▼▼▼

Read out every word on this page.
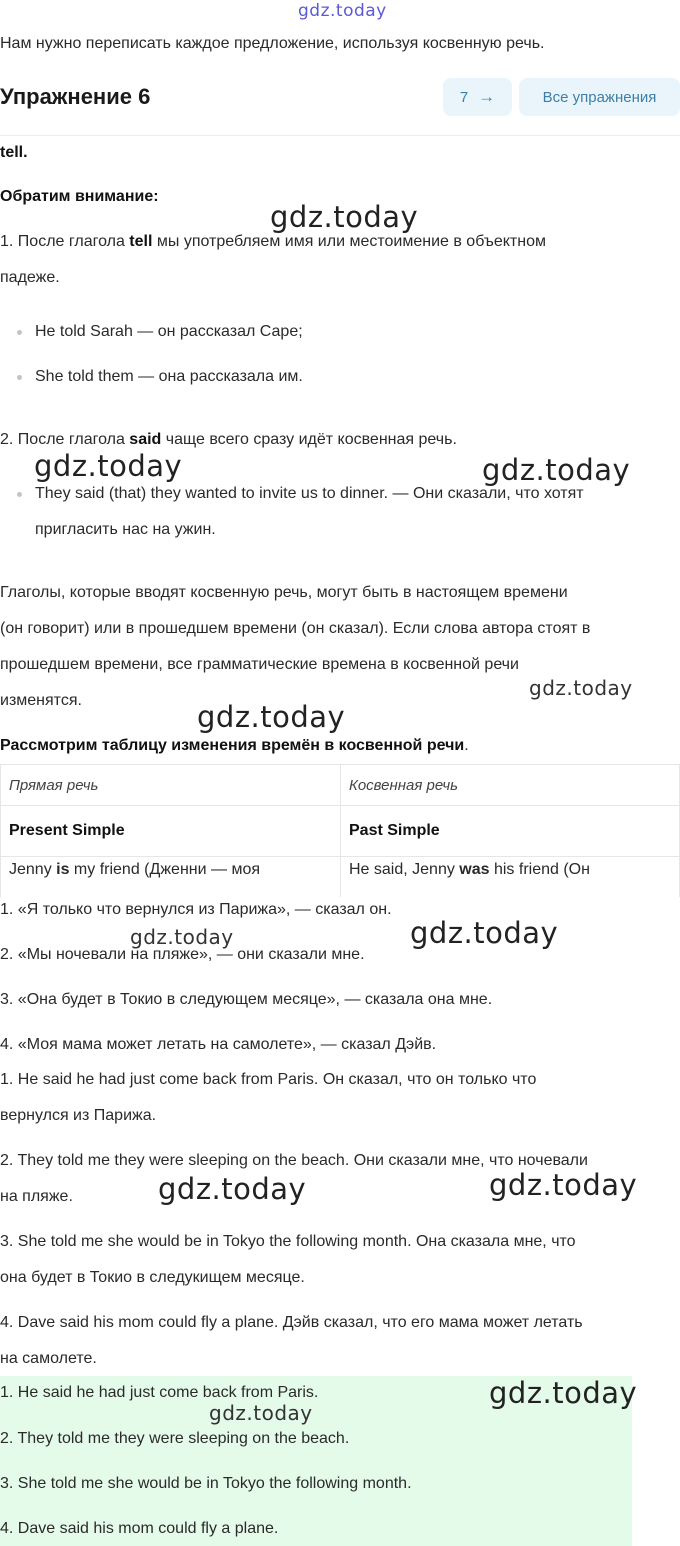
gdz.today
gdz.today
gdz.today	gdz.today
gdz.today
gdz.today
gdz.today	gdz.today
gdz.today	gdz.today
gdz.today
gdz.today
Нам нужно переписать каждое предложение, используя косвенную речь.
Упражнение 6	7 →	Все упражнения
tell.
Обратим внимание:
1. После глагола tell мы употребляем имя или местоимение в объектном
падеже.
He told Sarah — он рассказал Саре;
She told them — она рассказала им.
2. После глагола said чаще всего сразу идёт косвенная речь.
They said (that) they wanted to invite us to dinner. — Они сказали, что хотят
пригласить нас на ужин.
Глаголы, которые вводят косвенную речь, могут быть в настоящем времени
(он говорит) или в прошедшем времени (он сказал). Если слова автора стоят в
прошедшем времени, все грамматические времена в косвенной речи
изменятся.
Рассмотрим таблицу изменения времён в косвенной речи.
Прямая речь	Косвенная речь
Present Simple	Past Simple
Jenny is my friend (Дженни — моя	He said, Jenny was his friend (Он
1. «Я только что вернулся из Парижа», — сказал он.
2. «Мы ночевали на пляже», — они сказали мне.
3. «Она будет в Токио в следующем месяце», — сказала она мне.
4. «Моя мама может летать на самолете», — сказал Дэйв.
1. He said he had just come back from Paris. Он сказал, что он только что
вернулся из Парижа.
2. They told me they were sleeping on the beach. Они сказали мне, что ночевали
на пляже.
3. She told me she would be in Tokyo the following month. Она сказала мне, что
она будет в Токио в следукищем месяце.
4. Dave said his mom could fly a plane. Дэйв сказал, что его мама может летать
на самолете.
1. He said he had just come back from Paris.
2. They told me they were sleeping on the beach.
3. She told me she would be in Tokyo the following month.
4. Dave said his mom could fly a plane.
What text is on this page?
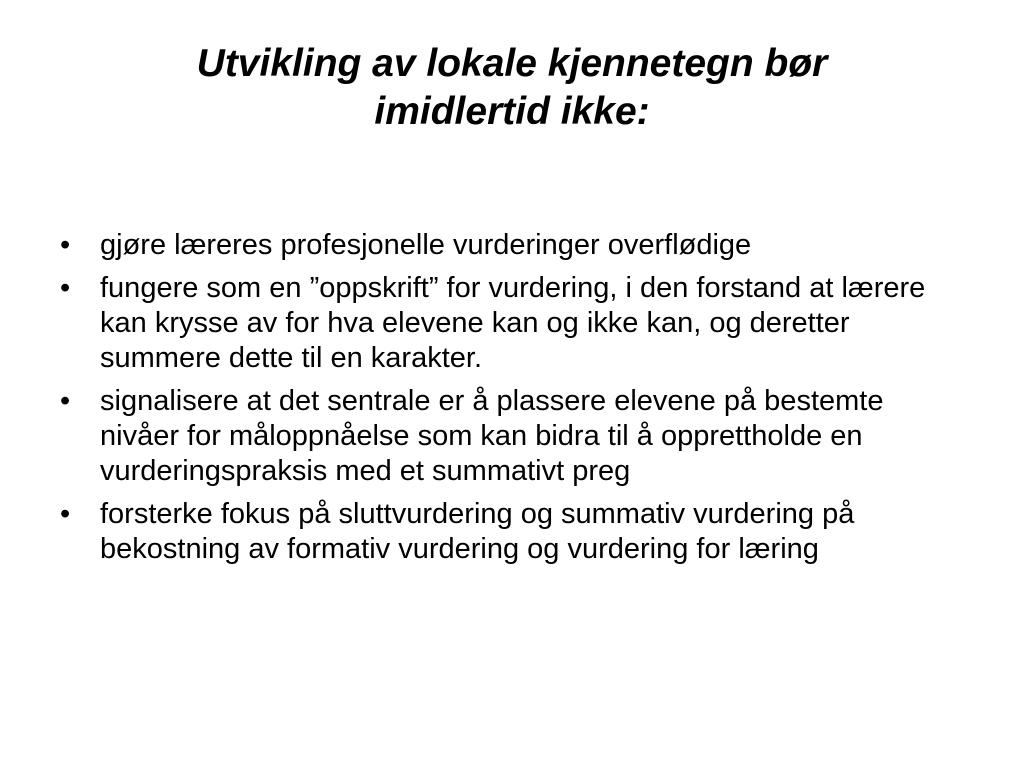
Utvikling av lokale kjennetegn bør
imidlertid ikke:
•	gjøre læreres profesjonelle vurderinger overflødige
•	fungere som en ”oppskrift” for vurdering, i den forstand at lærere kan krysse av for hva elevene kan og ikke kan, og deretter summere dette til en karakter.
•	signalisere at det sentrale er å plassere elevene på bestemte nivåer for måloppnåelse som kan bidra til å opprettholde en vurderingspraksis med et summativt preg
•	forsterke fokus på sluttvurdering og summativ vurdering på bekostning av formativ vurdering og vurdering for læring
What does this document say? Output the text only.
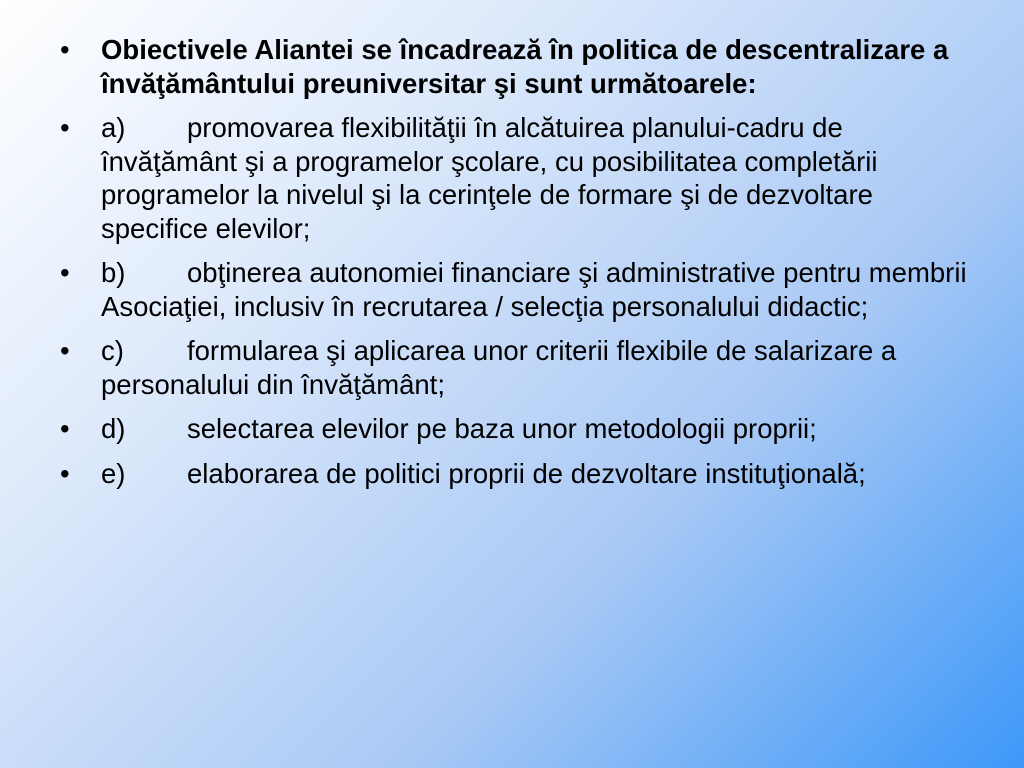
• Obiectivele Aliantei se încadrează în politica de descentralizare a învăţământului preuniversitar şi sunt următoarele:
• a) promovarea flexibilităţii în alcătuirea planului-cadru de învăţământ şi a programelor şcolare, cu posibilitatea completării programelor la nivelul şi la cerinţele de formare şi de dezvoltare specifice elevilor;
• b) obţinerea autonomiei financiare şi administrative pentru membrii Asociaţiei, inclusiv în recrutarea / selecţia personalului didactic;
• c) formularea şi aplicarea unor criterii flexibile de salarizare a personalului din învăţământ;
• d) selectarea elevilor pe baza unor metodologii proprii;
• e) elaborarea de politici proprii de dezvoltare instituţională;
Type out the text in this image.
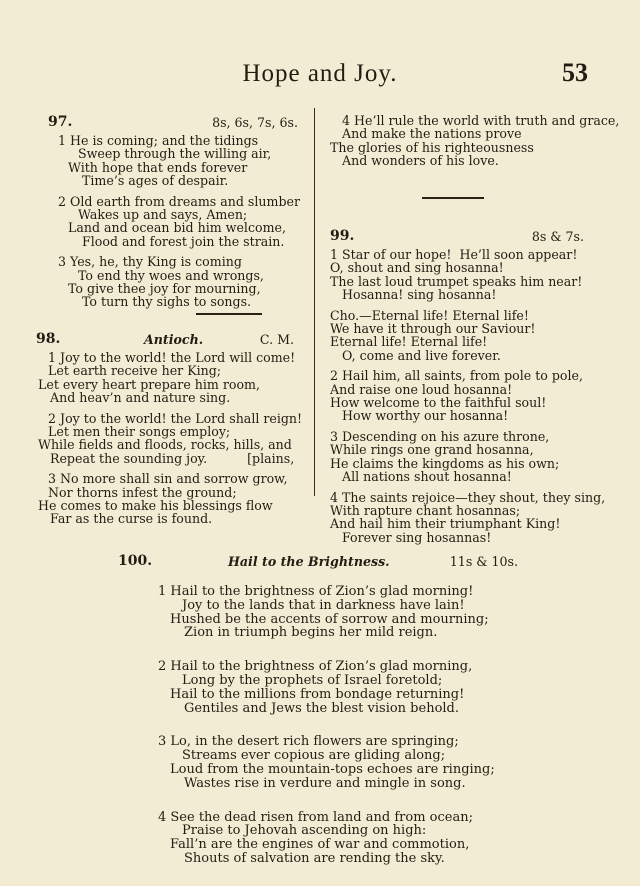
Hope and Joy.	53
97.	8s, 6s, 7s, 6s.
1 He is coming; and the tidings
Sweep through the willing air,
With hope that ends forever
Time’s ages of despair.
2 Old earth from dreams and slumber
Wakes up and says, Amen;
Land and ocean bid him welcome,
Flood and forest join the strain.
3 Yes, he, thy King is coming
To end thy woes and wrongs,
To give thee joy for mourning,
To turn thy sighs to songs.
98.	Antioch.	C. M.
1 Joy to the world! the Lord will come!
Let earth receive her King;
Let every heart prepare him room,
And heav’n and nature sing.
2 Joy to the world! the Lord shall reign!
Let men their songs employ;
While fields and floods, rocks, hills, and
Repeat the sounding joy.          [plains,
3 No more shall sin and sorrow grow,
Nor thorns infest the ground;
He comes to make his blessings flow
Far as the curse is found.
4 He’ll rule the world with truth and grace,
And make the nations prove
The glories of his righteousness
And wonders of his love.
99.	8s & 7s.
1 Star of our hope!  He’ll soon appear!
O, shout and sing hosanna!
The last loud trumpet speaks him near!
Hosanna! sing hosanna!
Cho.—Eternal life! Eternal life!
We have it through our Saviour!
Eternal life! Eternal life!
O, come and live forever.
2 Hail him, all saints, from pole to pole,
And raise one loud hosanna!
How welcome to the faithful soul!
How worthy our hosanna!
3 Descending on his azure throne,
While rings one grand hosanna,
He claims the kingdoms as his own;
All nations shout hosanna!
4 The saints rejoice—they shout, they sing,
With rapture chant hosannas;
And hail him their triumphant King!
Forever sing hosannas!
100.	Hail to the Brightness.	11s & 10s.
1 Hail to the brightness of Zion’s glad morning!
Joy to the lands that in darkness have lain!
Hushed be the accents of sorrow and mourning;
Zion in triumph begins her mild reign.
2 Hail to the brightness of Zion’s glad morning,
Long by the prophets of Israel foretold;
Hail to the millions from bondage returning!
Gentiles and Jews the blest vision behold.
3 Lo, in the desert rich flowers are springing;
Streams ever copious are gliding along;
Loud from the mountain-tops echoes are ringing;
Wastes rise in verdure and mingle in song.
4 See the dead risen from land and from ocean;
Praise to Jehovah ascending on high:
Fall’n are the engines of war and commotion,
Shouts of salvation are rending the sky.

▲▲▲

§ **Work required**: Return only the count of lines in the records that hold the word "personalului".

§ **Reply to the task**: 2